**Written request**
Tally the lines in the following entries that include the word "name"; state only the total.

** START Records for processing **

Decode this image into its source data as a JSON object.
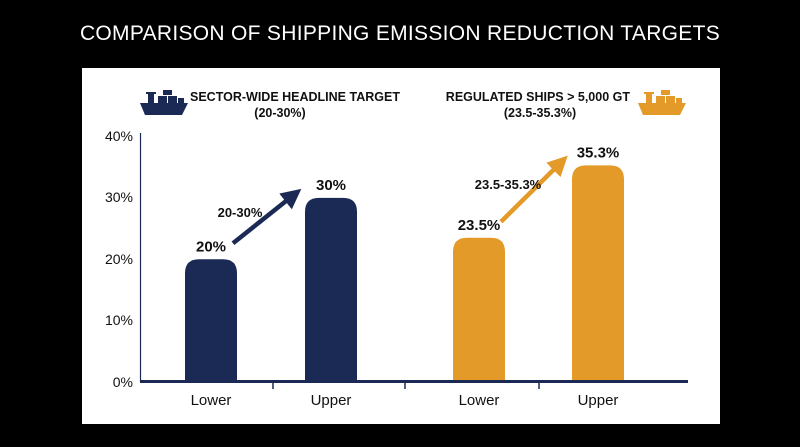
{
  "title": "COMPARISON OF SHIPPING EMISSION REDUCTION TARGETS",
  "chart_data": {
    "type": "bar",
    "title": "COMPARISON OF SHIPPING EMISSION REDUCTION TARGETS",
    "xlabel": "",
    "ylabel": "",
    "ylim": [
      0,
      40
    ],
    "yticks": [
      "0%",
      "10%",
      "20%",
      "30%",
      "40%"
    ],
    "grid": false,
    "legend_placement": "top",
    "groups": [
      {
        "name": "SECTOR-WIDE HEADLINE TARGET",
        "range_text": "(20-30%)",
        "arrow_label": "20-30%",
        "color": "#1b2a55",
        "icon": "cargo-ship-icon",
        "categories": [
          "Lower",
          "Upper"
        ],
        "values": [
          20,
          30
        ],
        "labels": [
          "20%",
          "30%"
        ]
      },
      {
        "name": "REGULATED SHIPS > 5,000 GT",
        "range_text": "(23.5-35.3%)",
        "arrow_label": "23.5-35.3%",
        "color": "#e39a28",
        "icon": "cargo-ship-icon",
        "categories": [
          "Lower",
          "Upper"
        ],
        "values": [
          23.5,
          35.3
        ],
        "labels": [
          "23.5%",
          "35.3%"
        ]
      }
    ]
  }
}
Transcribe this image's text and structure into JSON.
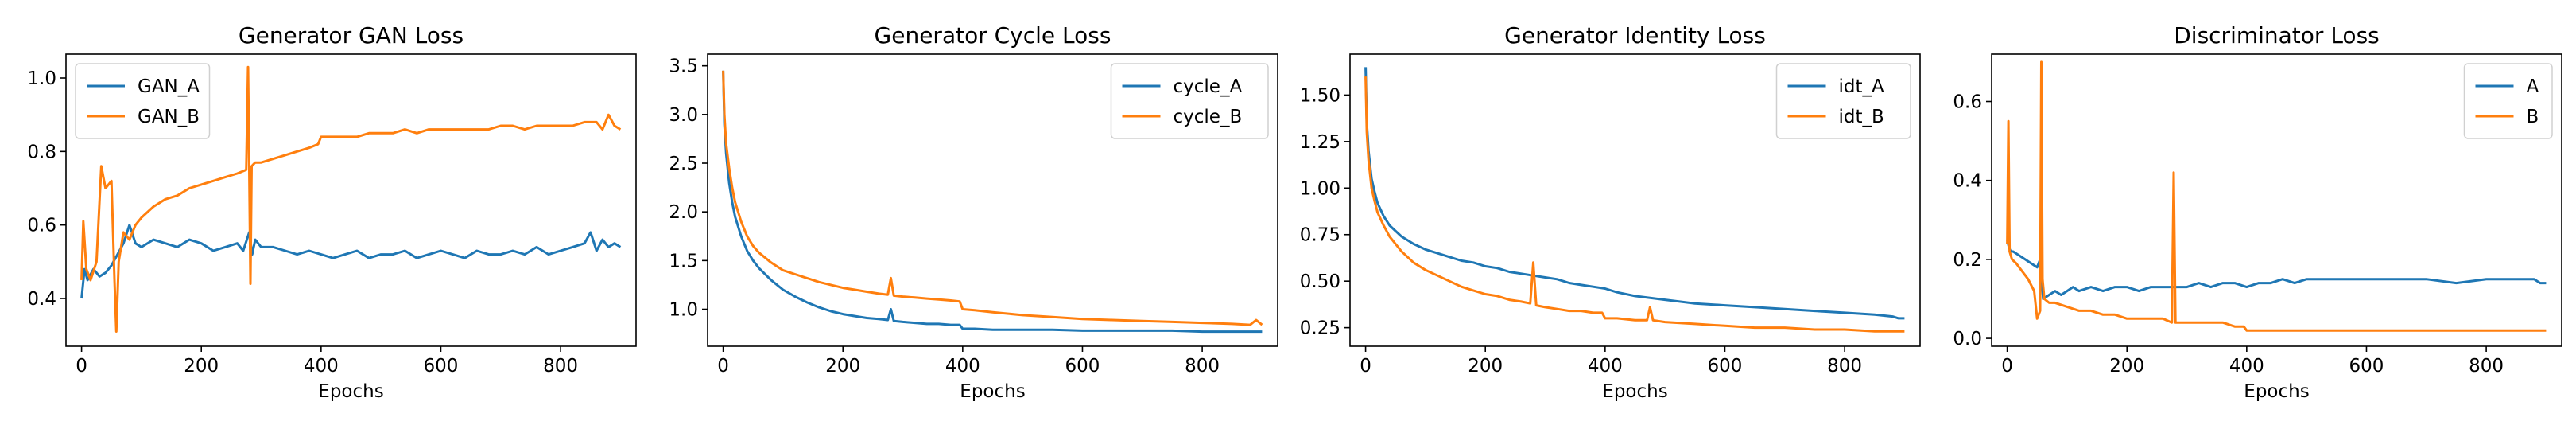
{
  "chart_data": [
    {
      "type": "line",
      "title": "Generator GAN Loss",
      "xlabel": "Epochs",
      "ylabel": "",
      "xlim": [
        -26,
        926
      ],
      "ylim": [
        0.27,
        1.065
      ],
      "xticks": [
        0,
        200,
        400,
        600,
        800
      ],
      "yticks": [
        0.4,
        0.6,
        0.8,
        1.0
      ],
      "ytick_labels": [
        "0.4",
        "0.6",
        "0.8",
        "1.0"
      ],
      "legend_position": "upper-left",
      "grid": false,
      "series": [
        {
          "name": "GAN_A",
          "color": "#1f77b4",
          "x": [
            0,
            5,
            10,
            20,
            30,
            40,
            50,
            60,
            70,
            80,
            90,
            100,
            120,
            140,
            160,
            180,
            200,
            220,
            240,
            260,
            270,
            280,
            285,
            290,
            300,
            320,
            340,
            360,
            380,
            400,
            420,
            440,
            460,
            480,
            500,
            520,
            540,
            560,
            580,
            600,
            620,
            640,
            660,
            680,
            700,
            720,
            740,
            760,
            780,
            800,
            820,
            840,
            850,
            860,
            870,
            880,
            890,
            900
          ],
          "y": [
            0.4,
            0.48,
            0.45,
            0.48,
            0.46,
            0.47,
            0.49,
            0.52,
            0.55,
            0.6,
            0.55,
            0.54,
            0.56,
            0.55,
            0.54,
            0.56,
            0.55,
            0.53,
            0.54,
            0.55,
            0.53,
            0.58,
            0.52,
            0.56,
            0.54,
            0.54,
            0.53,
            0.52,
            0.53,
            0.52,
            0.51,
            0.52,
            0.53,
            0.51,
            0.52,
            0.52,
            0.53,
            0.51,
            0.52,
            0.53,
            0.52,
            0.51,
            0.53,
            0.52,
            0.52,
            0.53,
            0.52,
            0.54,
            0.52,
            0.53,
            0.54,
            0.55,
            0.58,
            0.53,
            0.56,
            0.54,
            0.55,
            0.54
          ]
        },
        {
          "name": "GAN_B",
          "color": "#ff7f0e",
          "x": [
            0,
            3,
            8,
            15,
            25,
            33,
            40,
            50,
            55,
            58,
            62,
            70,
            80,
            90,
            100,
            120,
            140,
            160,
            180,
            200,
            220,
            240,
            260,
            275,
            278,
            280,
            282,
            284,
            290,
            300,
            320,
            340,
            360,
            380,
            395,
            400,
            420,
            440,
            460,
            480,
            500,
            520,
            540,
            560,
            580,
            600,
            620,
            640,
            660,
            680,
            700,
            720,
            740,
            760,
            780,
            800,
            820,
            840,
            860,
            870,
            880,
            890,
            900
          ],
          "y": [
            0.45,
            0.61,
            0.48,
            0.45,
            0.5,
            0.76,
            0.7,
            0.72,
            0.45,
            0.31,
            0.5,
            0.58,
            0.56,
            0.6,
            0.62,
            0.65,
            0.67,
            0.68,
            0.7,
            0.71,
            0.72,
            0.73,
            0.74,
            0.75,
            1.03,
            0.75,
            0.44,
            0.76,
            0.77,
            0.77,
            0.78,
            0.79,
            0.8,
            0.81,
            0.82,
            0.84,
            0.84,
            0.84,
            0.84,
            0.85,
            0.85,
            0.85,
            0.86,
            0.85,
            0.86,
            0.86,
            0.86,
            0.86,
            0.86,
            0.86,
            0.87,
            0.87,
            0.86,
            0.87,
            0.87,
            0.87,
            0.87,
            0.88,
            0.88,
            0.86,
            0.9,
            0.87,
            0.86
          ]
        }
      ]
    },
    {
      "type": "line",
      "title": "Generator Cycle Loss",
      "xlabel": "Epochs",
      "ylabel": "",
      "xlim": [
        -26,
        926
      ],
      "ylim": [
        0.62,
        3.62
      ],
      "xticks": [
        0,
        200,
        400,
        600,
        800
      ],
      "yticks": [
        1.0,
        1.5,
        2.0,
        2.5,
        3.0,
        3.5
      ],
      "ytick_labels": [
        "1.0",
        "1.5",
        "2.0",
        "2.5",
        "3.0",
        "3.5"
      ],
      "legend_position": "upper-right",
      "grid": false,
      "series": [
        {
          "name": "cycle_A",
          "color": "#1f77b4",
          "x": [
            0,
            2,
            5,
            10,
            15,
            20,
            30,
            40,
            50,
            60,
            80,
            100,
            120,
            140,
            160,
            180,
            200,
            220,
            240,
            260,
            275,
            280,
            285,
            300,
            320,
            340,
            360,
            380,
            395,
            400,
            420,
            450,
            500,
            550,
            600,
            650,
            700,
            750,
            800,
            850,
            900
          ],
          "y": [
            3.45,
            2.9,
            2.6,
            2.3,
            2.1,
            1.95,
            1.75,
            1.6,
            1.5,
            1.42,
            1.3,
            1.2,
            1.13,
            1.07,
            1.02,
            0.98,
            0.95,
            0.93,
            0.91,
            0.9,
            0.89,
            1.0,
            0.88,
            0.87,
            0.86,
            0.85,
            0.85,
            0.84,
            0.84,
            0.8,
            0.8,
            0.79,
            0.79,
            0.79,
            0.78,
            0.78,
            0.78,
            0.78,
            0.77,
            0.77,
            0.77
          ]
        },
        {
          "name": "cycle_B",
          "color": "#ff7f0e",
          "x": [
            0,
            2,
            5,
            10,
            15,
            20,
            30,
            40,
            50,
            60,
            80,
            100,
            120,
            140,
            160,
            180,
            200,
            220,
            240,
            260,
            275,
            280,
            285,
            300,
            320,
            340,
            360,
            380,
            395,
            400,
            420,
            450,
            500,
            550,
            600,
            650,
            700,
            750,
            800,
            850,
            880,
            890,
            900
          ],
          "y": [
            3.45,
            3.0,
            2.7,
            2.45,
            2.25,
            2.1,
            1.9,
            1.75,
            1.65,
            1.58,
            1.48,
            1.4,
            1.36,
            1.32,
            1.28,
            1.25,
            1.22,
            1.2,
            1.18,
            1.16,
            1.15,
            1.32,
            1.14,
            1.13,
            1.12,
            1.11,
            1.1,
            1.09,
            1.08,
            1.0,
            0.99,
            0.97,
            0.94,
            0.92,
            0.9,
            0.89,
            0.88,
            0.87,
            0.86,
            0.85,
            0.84,
            0.89,
            0.84
          ]
        }
      ]
    },
    {
      "type": "line",
      "title": "Generator Identity Loss",
      "xlabel": "Epochs",
      "ylabel": "",
      "xlim": [
        -26,
        926
      ],
      "ylim": [
        0.15,
        1.72
      ],
      "xticks": [
        0,
        200,
        400,
        600,
        800
      ],
      "yticks": [
        0.25,
        0.5,
        0.75,
        1.0,
        1.25,
        1.5
      ],
      "ytick_labels": [
        "0.25",
        "0.50",
        "0.75",
        "1.00",
        "1.25",
        "1.50"
      ],
      "legend_position": "upper-right",
      "grid": false,
      "series": [
        {
          "name": "idt_A",
          "color": "#1f77b4",
          "x": [
            0,
            2,
            5,
            10,
            15,
            20,
            30,
            40,
            50,
            60,
            80,
            100,
            120,
            140,
            160,
            180,
            200,
            220,
            240,
            260,
            280,
            300,
            320,
            340,
            360,
            380,
            400,
            420,
            450,
            500,
            550,
            600,
            650,
            700,
            750,
            800,
            850,
            880,
            890,
            900
          ],
          "y": [
            1.65,
            1.35,
            1.2,
            1.05,
            0.98,
            0.92,
            0.85,
            0.8,
            0.77,
            0.74,
            0.7,
            0.67,
            0.65,
            0.63,
            0.61,
            0.6,
            0.58,
            0.57,
            0.55,
            0.54,
            0.53,
            0.52,
            0.51,
            0.49,
            0.48,
            0.47,
            0.46,
            0.44,
            0.42,
            0.4,
            0.38,
            0.37,
            0.36,
            0.35,
            0.34,
            0.33,
            0.32,
            0.31,
            0.3,
            0.3
          ]
        },
        {
          "name": "idt_B",
          "color": "#ff7f0e",
          "x": [
            0,
            2,
            5,
            10,
            15,
            20,
            30,
            40,
            50,
            60,
            80,
            100,
            120,
            140,
            160,
            180,
            200,
            220,
            240,
            260,
            275,
            280,
            285,
            300,
            320,
            340,
            360,
            380,
            395,
            400,
            420,
            450,
            470,
            475,
            480,
            500,
            550,
            600,
            650,
            700,
            750,
            800,
            850,
            900
          ],
          "y": [
            1.6,
            1.3,
            1.15,
            1.0,
            0.93,
            0.87,
            0.8,
            0.74,
            0.7,
            0.66,
            0.6,
            0.56,
            0.53,
            0.5,
            0.47,
            0.45,
            0.43,
            0.42,
            0.4,
            0.39,
            0.38,
            0.6,
            0.37,
            0.36,
            0.35,
            0.34,
            0.34,
            0.33,
            0.33,
            0.3,
            0.3,
            0.29,
            0.29,
            0.36,
            0.29,
            0.28,
            0.27,
            0.26,
            0.25,
            0.25,
            0.24,
            0.24,
            0.23,
            0.23
          ]
        }
      ]
    },
    {
      "type": "line",
      "title": "Discriminator Loss",
      "xlabel": "Epochs",
      "ylabel": "",
      "xlim": [
        -26,
        926
      ],
      "ylim": [
        -0.02,
        0.72
      ],
      "xticks": [
        0,
        200,
        400,
        600,
        800
      ],
      "yticks": [
        0.0,
        0.2,
        0.4,
        0.6
      ],
      "ytick_labels": [
        "0.0",
        "0.2",
        "0.4",
        "0.6"
      ],
      "legend_position": "upper-right",
      "grid": false,
      "series": [
        {
          "name": "A",
          "color": "#1f77b4",
          "x": [
            0,
            3,
            6,
            10,
            20,
            30,
            40,
            50,
            55,
            60,
            70,
            80,
            90,
            100,
            110,
            120,
            140,
            160,
            180,
            200,
            220,
            240,
            260,
            280,
            300,
            320,
            340,
            360,
            380,
            400,
            420,
            440,
            460,
            480,
            500,
            550,
            600,
            650,
            700,
            750,
            800,
            850,
            880,
            890,
            900
          ],
          "y": [
            0.25,
            0.23,
            0.22,
            0.22,
            0.21,
            0.2,
            0.19,
            0.18,
            0.2,
            0.1,
            0.11,
            0.12,
            0.11,
            0.12,
            0.13,
            0.12,
            0.13,
            0.12,
            0.13,
            0.13,
            0.12,
            0.13,
            0.13,
            0.13,
            0.13,
            0.14,
            0.13,
            0.14,
            0.14,
            0.13,
            0.14,
            0.14,
            0.15,
            0.14,
            0.15,
            0.15,
            0.15,
            0.15,
            0.15,
            0.14,
            0.15,
            0.15,
            0.15,
            0.14,
            0.14
          ]
        },
        {
          "name": "B",
          "color": "#ff7f0e",
          "x": [
            0,
            2,
            4,
            8,
            15,
            25,
            35,
            45,
            50,
            55,
            57,
            59,
            62,
            70,
            80,
            100,
            120,
            140,
            160,
            180,
            200,
            220,
            240,
            260,
            275,
            278,
            281,
            290,
            300,
            320,
            340,
            360,
            380,
            395,
            400,
            420,
            450,
            500,
            550,
            600,
            650,
            700,
            750,
            800,
            850,
            900
          ],
          "y": [
            0.24,
            0.55,
            0.22,
            0.2,
            0.19,
            0.17,
            0.15,
            0.12,
            0.05,
            0.07,
            0.7,
            0.15,
            0.1,
            0.09,
            0.09,
            0.08,
            0.07,
            0.07,
            0.06,
            0.06,
            0.05,
            0.05,
            0.05,
            0.05,
            0.04,
            0.42,
            0.04,
            0.04,
            0.04,
            0.04,
            0.04,
            0.04,
            0.03,
            0.03,
            0.02,
            0.02,
            0.02,
            0.02,
            0.02,
            0.02,
            0.02,
            0.02,
            0.02,
            0.02,
            0.02,
            0.02
          ]
        }
      ]
    }
  ]
}
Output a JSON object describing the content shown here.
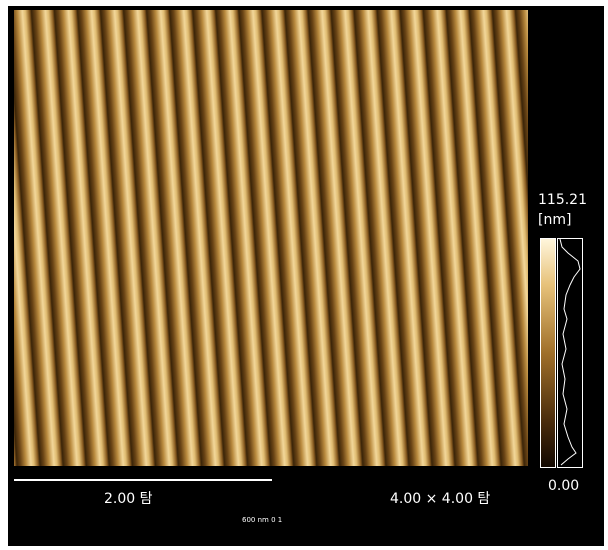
{
  "scan": {
    "scale_max": "115.21",
    "unit": "[nm]",
    "scale_min": "0.00",
    "scale_bar_label": "2.00 탐",
    "scan_size": "4.00 × 4.00 탐",
    "footer": "600 nm 0 1"
  }
}
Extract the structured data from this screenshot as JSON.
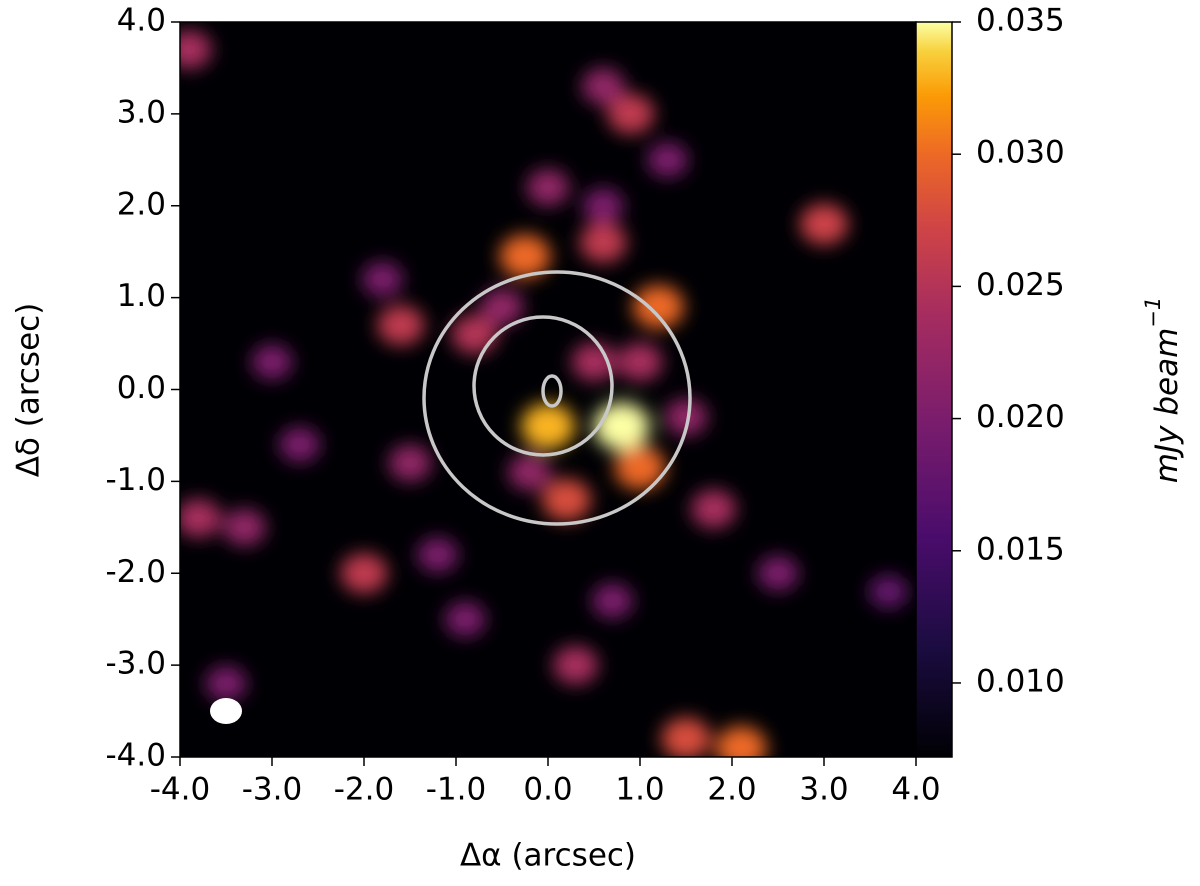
{
  "chart_data": {
    "type": "heatmap",
    "xlabel": "Δα (arcsec)",
    "ylabel": "Δδ (arcsec)",
    "colorbar_label": "mJy beam",
    "colorbar_label_exponent": "−1",
    "xlim": [
      -4,
      4
    ],
    "ylim": [
      -4,
      4
    ],
    "xticks": [
      {
        "value": -4,
        "label": "-4.0"
      },
      {
        "value": -3,
        "label": "-3.0"
      },
      {
        "value": -2,
        "label": "-2.0"
      },
      {
        "value": -1,
        "label": "-1.0"
      },
      {
        "value": 0,
        "label": "0.0"
      },
      {
        "value": 1,
        "label": "1.0"
      },
      {
        "value": 2,
        "label": "2.0"
      },
      {
        "value": 3,
        "label": "3.0"
      },
      {
        "value": 4,
        "label": "4.0"
      }
    ],
    "yticks": [
      {
        "value": -4,
        "label": "-4.0"
      },
      {
        "value": -3,
        "label": "-3.0"
      },
      {
        "value": -2,
        "label": "-2.0"
      },
      {
        "value": -1,
        "label": "-1.0"
      },
      {
        "value": 0,
        "label": "0.0"
      },
      {
        "value": 1,
        "label": "1.0"
      },
      {
        "value": 2,
        "label": "2.0"
      },
      {
        "value": 3,
        "label": "3.0"
      },
      {
        "value": 4,
        "label": "4.0"
      }
    ],
    "clim": [
      0.0072,
      0.035
    ],
    "cticks": [
      {
        "value": 0.01,
        "label": "0.010"
      },
      0.015,
      {
        "value": 0.02,
        "label": "0.020"
      },
      0.025,
      {
        "value": 0.03,
        "label": "0.030"
      },
      0.035
    ],
    "colormap": "inferno",
    "clumps": {
      "x": [
        0.8,
        0.0,
        -0.25,
        1.2,
        1.0,
        0.6,
        0.2,
        -0.8,
        -1.6,
        -2.0,
        -3.8,
        -3.3,
        0.9,
        0.6,
        3.0,
        1.8,
        1.5,
        2.1,
        0.3,
        -0.2,
        -1.5,
        -1.2,
        -3.9,
        -3.5,
        0.5,
        1.0,
        -0.5,
        0.0,
        0.6,
        -3.0,
        -2.7,
        1.5,
        1.3,
        2.5,
        3.7,
        -1.8,
        -0.9,
        0.7
      ],
      "y": [
        -0.4,
        -0.4,
        1.45,
        0.9,
        -0.85,
        1.6,
        -1.2,
        0.6,
        0.7,
        -2.0,
        -1.4,
        -1.5,
        3.0,
        3.3,
        1.8,
        -1.3,
        -3.8,
        -3.9,
        -3.0,
        -0.9,
        -0.8,
        -1.8,
        3.7,
        -3.2,
        0.3,
        0.3,
        0.9,
        2.2,
        2.0,
        0.3,
        -0.6,
        -0.3,
        2.5,
        -2.0,
        -2.2,
        1.2,
        -2.5,
        -2.3
      ],
      "values": [
        0.035,
        0.033,
        0.03,
        0.03,
        0.03,
        0.026,
        0.028,
        0.025,
        0.026,
        0.026,
        0.024,
        0.022,
        0.026,
        0.022,
        0.027,
        0.024,
        0.028,
        0.03,
        0.024,
        0.022,
        0.022,
        0.02,
        0.024,
        0.02,
        0.024,
        0.024,
        0.022,
        0.022,
        0.02,
        0.02,
        0.02,
        0.022,
        0.02,
        0.02,
        0.018,
        0.02,
        0.02,
        0.02
      ]
    }
  }
}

** END Records for processing **

**Task result**
10